→ EXERCISE INSTRUCTIONS
Please quote the material exactly, every line of it.

→ INFORMATION SHOWN
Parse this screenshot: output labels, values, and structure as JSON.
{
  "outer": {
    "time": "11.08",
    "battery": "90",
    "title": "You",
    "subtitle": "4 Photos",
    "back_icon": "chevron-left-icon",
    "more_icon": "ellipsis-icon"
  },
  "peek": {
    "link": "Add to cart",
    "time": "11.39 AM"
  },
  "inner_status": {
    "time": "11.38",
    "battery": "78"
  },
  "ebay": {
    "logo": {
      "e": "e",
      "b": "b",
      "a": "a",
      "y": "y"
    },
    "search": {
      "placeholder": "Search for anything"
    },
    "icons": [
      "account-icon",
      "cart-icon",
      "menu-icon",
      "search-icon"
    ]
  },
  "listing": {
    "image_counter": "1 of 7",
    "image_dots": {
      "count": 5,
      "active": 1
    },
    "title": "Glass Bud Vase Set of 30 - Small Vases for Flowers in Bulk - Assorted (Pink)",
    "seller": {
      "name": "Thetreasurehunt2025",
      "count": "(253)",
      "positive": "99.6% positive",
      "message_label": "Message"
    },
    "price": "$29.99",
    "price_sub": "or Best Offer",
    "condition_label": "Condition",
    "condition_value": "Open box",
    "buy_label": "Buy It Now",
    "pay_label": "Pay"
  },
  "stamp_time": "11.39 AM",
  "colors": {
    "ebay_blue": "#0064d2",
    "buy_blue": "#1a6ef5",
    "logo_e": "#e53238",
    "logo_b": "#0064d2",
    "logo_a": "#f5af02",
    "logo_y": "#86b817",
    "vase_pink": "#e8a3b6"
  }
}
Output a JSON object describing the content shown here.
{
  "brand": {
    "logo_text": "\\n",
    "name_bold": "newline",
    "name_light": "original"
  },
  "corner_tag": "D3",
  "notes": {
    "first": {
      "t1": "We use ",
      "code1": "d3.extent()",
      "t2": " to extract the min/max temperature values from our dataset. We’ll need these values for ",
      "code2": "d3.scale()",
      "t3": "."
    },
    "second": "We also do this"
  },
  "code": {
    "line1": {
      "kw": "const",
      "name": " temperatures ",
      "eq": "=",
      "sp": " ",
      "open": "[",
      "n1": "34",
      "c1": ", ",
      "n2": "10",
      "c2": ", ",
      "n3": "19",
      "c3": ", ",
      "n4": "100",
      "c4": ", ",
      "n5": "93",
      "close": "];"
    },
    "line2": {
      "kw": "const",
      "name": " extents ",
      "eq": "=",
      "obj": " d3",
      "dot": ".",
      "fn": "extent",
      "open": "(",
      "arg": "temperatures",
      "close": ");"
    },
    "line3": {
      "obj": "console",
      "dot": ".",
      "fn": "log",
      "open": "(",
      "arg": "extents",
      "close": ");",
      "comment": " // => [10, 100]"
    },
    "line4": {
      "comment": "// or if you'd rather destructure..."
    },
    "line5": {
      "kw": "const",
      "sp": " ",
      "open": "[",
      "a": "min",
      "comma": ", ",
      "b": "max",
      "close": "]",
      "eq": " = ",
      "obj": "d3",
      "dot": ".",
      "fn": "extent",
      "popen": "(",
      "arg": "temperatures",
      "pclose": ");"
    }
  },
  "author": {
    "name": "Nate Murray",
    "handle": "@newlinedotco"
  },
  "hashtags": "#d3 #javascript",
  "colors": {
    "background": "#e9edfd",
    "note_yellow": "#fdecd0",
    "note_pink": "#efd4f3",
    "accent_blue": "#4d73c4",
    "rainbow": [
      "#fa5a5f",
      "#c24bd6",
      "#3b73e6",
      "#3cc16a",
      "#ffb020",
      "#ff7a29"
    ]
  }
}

→ RESPONSE TO THE TASK
Parse this screenshot: output labels, values, and structure as JSON.
{
  "outer": {
    "time": "11.08",
    "battery": "90",
    "title": "You",
    "subtitle": "4 Photos",
    "back_icon": "chevron-left-icon",
    "more_icon": "ellipsis-icon"
  },
  "peek": {
    "link": "Add to cart",
    "time": "11.39 AM"
  },
  "inner_status": {
    "time": "11.38",
    "battery": "78"
  },
  "ebay": {
    "logo": {
      "e": "e",
      "b": "b",
      "a": "a",
      "y": "y"
    },
    "search": {
      "placeholder": "Search for anything"
    },
    "icons": [
      "account-icon",
      "cart-icon",
      "menu-icon",
      "search-icon"
    ]
  },
  "listing": {
    "image_counter": "1 of 7",
    "image_dots": {
      "count": 5,
      "active": 1
    },
    "title": "Glass Bud Vase Set of 30 - Small Vases for Flowers in Bulk - Assorted (Pink)",
    "seller": {
      "name": "Thetreasurehunt2025",
      "count": "(253)",
      "positive": "99.6% positive",
      "message_label": "Message"
    },
    "price": "$29.99",
    "price_sub": "or Best Offer",
    "condition_label": "Condition",
    "condition_value": "Open box",
    "buy_label": "Buy It Now",
    "pay_label": "Pay"
  },
  "stamp_time": "11.39 AM",
  "colors": {
    "ebay_blue": "#0064d2",
    "buy_blue": "#1a6ef5",
    "logo_e": "#e53238",
    "logo_b": "#0064d2",
    "logo_a": "#f5af02",
    "logo_y": "#86b817",
    "vase_pink": "#e8a3b6"
  }
}
Output a JSON object describing the content shown here.
{
  "brand": {
    "logo_text": "\\n",
    "name_bold": "newline",
    "name_light": "original"
  },
  "corner_tag": "D3",
  "notes": {
    "first": {
      "t1": "We use ",
      "code1": "d3.extent()",
      "t2": " to extract the min/max temperature values from our dataset. We’ll need these values for ",
      "code2": "d3.scale()",
      "t3": "."
    },
    "second": "We also do this"
  },
  "code": {
    "line1": {
      "kw": "const",
      "name": " temperatures ",
      "eq": "=",
      "sp": " ",
      "open": "[",
      "n1": "34",
      "c1": ", ",
      "n2": "10",
      "c2": ", ",
      "n3": "19",
      "c3": ", ",
      "n4": "100",
      "c4": ", ",
      "n5": "93",
      "close": "];"
    },
    "line2": {
      "kw": "const",
      "name": " extents ",
      "eq": "=",
      "obj": " d3",
      "dot": ".",
      "fn": "extent",
      "open": "(",
      "arg": "temperatures",
      "close": ");"
    },
    "line3": {
      "obj": "console",
      "dot": ".",
      "fn": "log",
      "open": "(",
      "arg": "extents",
      "close": ");",
      "comment": " // => [10, 100]"
    },
    "line4": {
      "comment": "// or if you'd rather destructure..."
    },
    "line5": {
      "kw": "const",
      "sp": " ",
      "open": "[",
      "a": "min",
      "comma": ", ",
      "b": "max",
      "close": "]",
      "eq": " = ",
      "obj": "d3",
      "dot": ".",
      "fn": "extent",
      "popen": "(",
      "arg": "temperatures",
      "pclose": ");"
    }
  },
  "author": {
    "name": "Nate Murray",
    "handle": "@newlinedotco"
  },
  "hashtags": "#d3 #javascript",
  "colors": {
    "background": "#e9edfd",
    "note_yellow": "#fdecd0",
    "note_pink": "#efd4f3",
    "accent_blue": "#4d73c4",
    "rainbow": [
      "#fa5a5f",
      "#c24bd6",
      "#3b73e6",
      "#3cc16a",
      "#ffb020",
      "#ff7a29"
    ]
  }
}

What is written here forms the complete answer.